## Start Given records

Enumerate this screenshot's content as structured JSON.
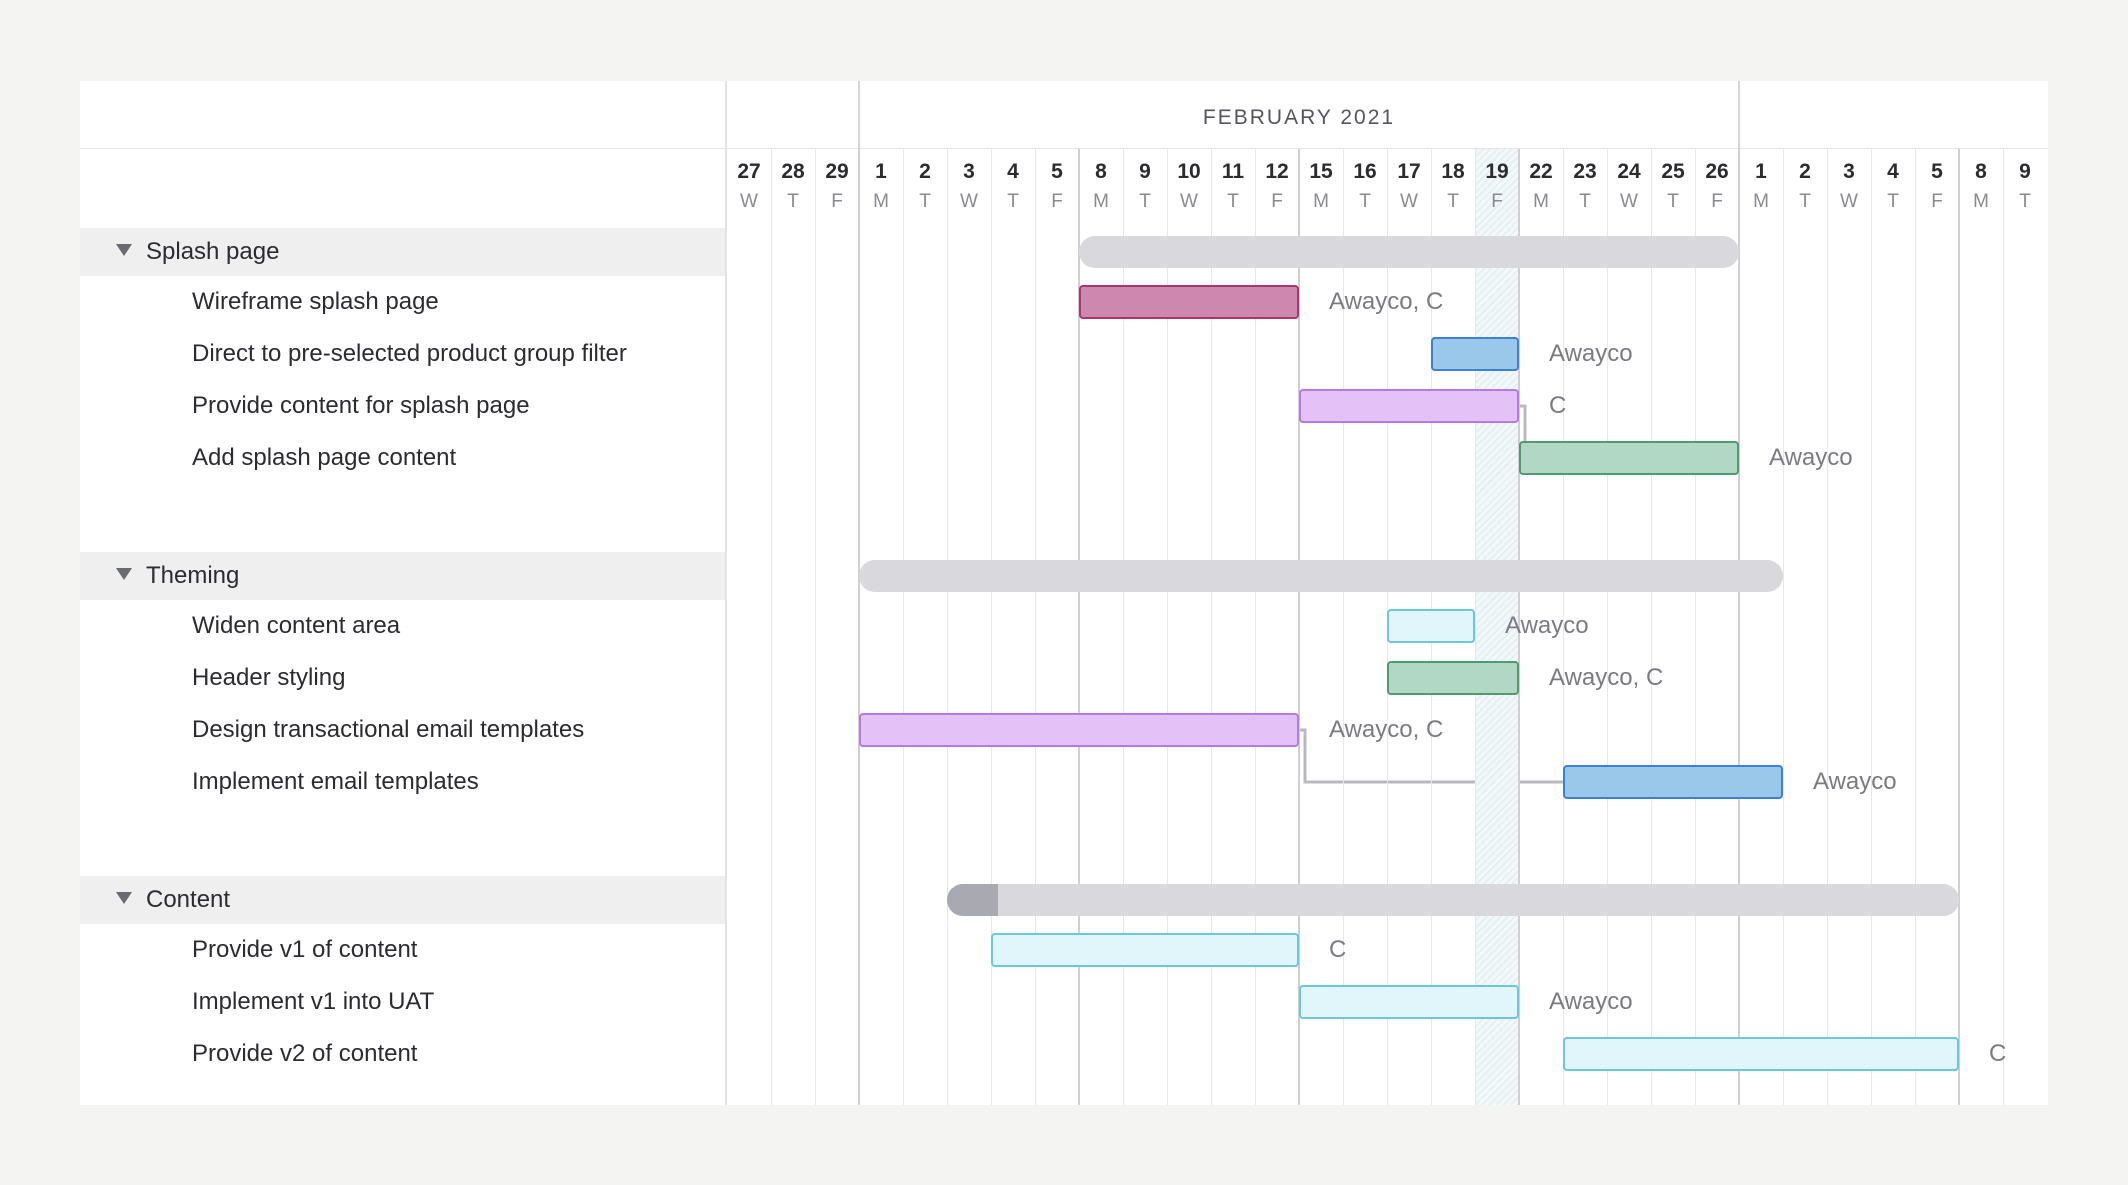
{
  "chart": {
    "month_label": "FEBRUARY 2021",
    "days": [
      {
        "num": "27",
        "dow": "W"
      },
      {
        "num": "28",
        "dow": "T"
      },
      {
        "num": "29",
        "dow": "F"
      },
      {
        "num": "1",
        "dow": "M"
      },
      {
        "num": "2",
        "dow": "T"
      },
      {
        "num": "3",
        "dow": "W"
      },
      {
        "num": "4",
        "dow": "T"
      },
      {
        "num": "5",
        "dow": "F"
      },
      {
        "num": "8",
        "dow": "M"
      },
      {
        "num": "9",
        "dow": "T"
      },
      {
        "num": "10",
        "dow": "W"
      },
      {
        "num": "11",
        "dow": "T"
      },
      {
        "num": "12",
        "dow": "F"
      },
      {
        "num": "15",
        "dow": "M"
      },
      {
        "num": "16",
        "dow": "T"
      },
      {
        "num": "17",
        "dow": "W"
      },
      {
        "num": "18",
        "dow": "T"
      },
      {
        "num": "19",
        "dow": "F"
      },
      {
        "num": "22",
        "dow": "M"
      },
      {
        "num": "23",
        "dow": "T"
      },
      {
        "num": "24",
        "dow": "W"
      },
      {
        "num": "25",
        "dow": "T"
      },
      {
        "num": "26",
        "dow": "F"
      },
      {
        "num": "1",
        "dow": "M"
      },
      {
        "num": "2",
        "dow": "T"
      },
      {
        "num": "3",
        "dow": "W"
      },
      {
        "num": "4",
        "dow": "T"
      },
      {
        "num": "5",
        "dow": "F"
      },
      {
        "num": "8",
        "dow": "M"
      },
      {
        "num": "9",
        "dow": "T"
      }
    ],
    "month_start_index": 3,
    "month_end_index": 23,
    "today_index": 17
  },
  "groups": [
    {
      "name": "Splash page",
      "start": 8,
      "end": 23,
      "progress": 0,
      "tasks": [
        {
          "name": "Wireframe splash page",
          "start": 8,
          "end": 13,
          "assignee": "Awayco, C",
          "fill": "#cc88ae",
          "stroke": "#b0336f"
        },
        {
          "name": "Direct to pre-selected product group filter",
          "start": 16,
          "end": 18,
          "assignee": "Awayco",
          "fill": "#99c8ea",
          "stroke": "#3a82d6"
        },
        {
          "name": "Provide content for splash page",
          "start": 13,
          "end": 18,
          "assignee": "C",
          "fill": "#e4c2f8",
          "stroke": "#b47ae6"
        },
        {
          "name": "Add splash page content",
          "start": 18,
          "end": 23,
          "assignee": "Awayco",
          "fill": "#b1d8c4",
          "stroke": "#4f9a70"
        }
      ],
      "dependencies": [
        [
          2,
          3
        ]
      ]
    },
    {
      "name": "Theming",
      "start": 3,
      "end": 24,
      "progress": 0,
      "tasks": [
        {
          "name": "Widen content area",
          "start": 15,
          "end": 17,
          "assignee": "Awayco",
          "fill": "#e0f6fb",
          "stroke": "#6cc7dc"
        },
        {
          "name": "Header styling",
          "start": 15,
          "end": 18,
          "assignee": "Awayco, C",
          "fill": "#b1d8c4",
          "stroke": "#4f9a70"
        },
        {
          "name": "Design transactional email templates",
          "start": 3,
          "end": 13,
          "assignee": "Awayco, C",
          "fill": "#e4c2f8",
          "stroke": "#b47ae6"
        },
        {
          "name": "Implement email templates",
          "start": 19,
          "end": 24,
          "assignee": "Awayco",
          "fill": "#99c8ea",
          "stroke": "#3a82d6"
        }
      ],
      "dependencies": [
        [
          2,
          3
        ]
      ]
    },
    {
      "name": "Content",
      "start": 5,
      "end": 28,
      "progress": 0.05,
      "tasks": [
        {
          "name": "Provide v1 of content",
          "start": 6,
          "end": 13,
          "assignee": "C",
          "fill": "#e0f6fb",
          "stroke": "#6cc7dc"
        },
        {
          "name": "Implement v1 into UAT",
          "start": 13,
          "end": 18,
          "assignee": "Awayco",
          "fill": "#e0f6fb",
          "stroke": "#6cc7dc"
        },
        {
          "name": "Provide v2 of content",
          "start": 19,
          "end": 28,
          "assignee": "C",
          "fill": "#e0f6fb",
          "stroke": "#6cc7dc"
        }
      ],
      "dependencies": []
    }
  ]
}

## End Given records

Prompt —
Give every line above again exactly, with no pictures.

Written response —
Enumerate this screenshot's content as structured JSON.
{
  "chart": {
    "month_label": "FEBRUARY 2021",
    "days": [
      {
        "num": "27",
        "dow": "W"
      },
      {
        "num": "28",
        "dow": "T"
      },
      {
        "num": "29",
        "dow": "F"
      },
      {
        "num": "1",
        "dow": "M"
      },
      {
        "num": "2",
        "dow": "T"
      },
      {
        "num": "3",
        "dow": "W"
      },
      {
        "num": "4",
        "dow": "T"
      },
      {
        "num": "5",
        "dow": "F"
      },
      {
        "num": "8",
        "dow": "M"
      },
      {
        "num": "9",
        "dow": "T"
      },
      {
        "num": "10",
        "dow": "W"
      },
      {
        "num": "11",
        "dow": "T"
      },
      {
        "num": "12",
        "dow": "F"
      },
      {
        "num": "15",
        "dow": "M"
      },
      {
        "num": "16",
        "dow": "T"
      },
      {
        "num": "17",
        "dow": "W"
      },
      {
        "num": "18",
        "dow": "T"
      },
      {
        "num": "19",
        "dow": "F"
      },
      {
        "num": "22",
        "dow": "M"
      },
      {
        "num": "23",
        "dow": "T"
      },
      {
        "num": "24",
        "dow": "W"
      },
      {
        "num": "25",
        "dow": "T"
      },
      {
        "num": "26",
        "dow": "F"
      },
      {
        "num": "1",
        "dow": "M"
      },
      {
        "num": "2",
        "dow": "T"
      },
      {
        "num": "3",
        "dow": "W"
      },
      {
        "num": "4",
        "dow": "T"
      },
      {
        "num": "5",
        "dow": "F"
      },
      {
        "num": "8",
        "dow": "M"
      },
      {
        "num": "9",
        "dow": "T"
      }
    ],
    "month_start_index": 3,
    "month_end_index": 23,
    "today_index": 17
  },
  "groups": [
    {
      "name": "Splash page",
      "start": 8,
      "end": 23,
      "progress": 0,
      "tasks": [
        {
          "name": "Wireframe splash page",
          "start": 8,
          "end": 13,
          "assignee": "Awayco, C",
          "fill": "#cc88ae",
          "stroke": "#b0336f"
        },
        {
          "name": "Direct to pre-selected product group filter",
          "start": 16,
          "end": 18,
          "assignee": "Awayco",
          "fill": "#99c8ea",
          "stroke": "#3a82d6"
        },
        {
          "name": "Provide content for splash page",
          "start": 13,
          "end": 18,
          "assignee": "C",
          "fill": "#e4c2f8",
          "stroke": "#b47ae6"
        },
        {
          "name": "Add splash page content",
          "start": 18,
          "end": 23,
          "assignee": "Awayco",
          "fill": "#b1d8c4",
          "stroke": "#4f9a70"
        }
      ],
      "dependencies": [
        [
          2,
          3
        ]
      ]
    },
    {
      "name": "Theming",
      "start": 3,
      "end": 24,
      "progress": 0,
      "tasks": [
        {
          "name": "Widen content area",
          "start": 15,
          "end": 17,
          "assignee": "Awayco",
          "fill": "#e0f6fb",
          "stroke": "#6cc7dc"
        },
        {
          "name": "Header styling",
          "start": 15,
          "end": 18,
          "assignee": "Awayco, C",
          "fill": "#b1d8c4",
          "stroke": "#4f9a70"
        },
        {
          "name": "Design transactional email templates",
          "start": 3,
          "end": 13,
          "assignee": "Awayco, C",
          "fill": "#e4c2f8",
          "stroke": "#b47ae6"
        },
        {
          "name": "Implement email templates",
          "start": 19,
          "end": 24,
          "assignee": "Awayco",
          "fill": "#99c8ea",
          "stroke": "#3a82d6"
        }
      ],
      "dependencies": [
        [
          2,
          3
        ]
      ]
    },
    {
      "name": "Content",
      "start": 5,
      "end": 28,
      "progress": 0.05,
      "tasks": [
        {
          "name": "Provide v1 of content",
          "start": 6,
          "end": 13,
          "assignee": "C",
          "fill": "#e0f6fb",
          "stroke": "#6cc7dc"
        },
        {
          "name": "Implement v1 into UAT",
          "start": 13,
          "end": 18,
          "assignee": "Awayco",
          "fill": "#e0f6fb",
          "stroke": "#6cc7dc"
        },
        {
          "name": "Provide v2 of content",
          "start": 19,
          "end": 28,
          "assignee": "C",
          "fill": "#e0f6fb",
          "stroke": "#6cc7dc"
        }
      ],
      "dependencies": []
    }
  ]
}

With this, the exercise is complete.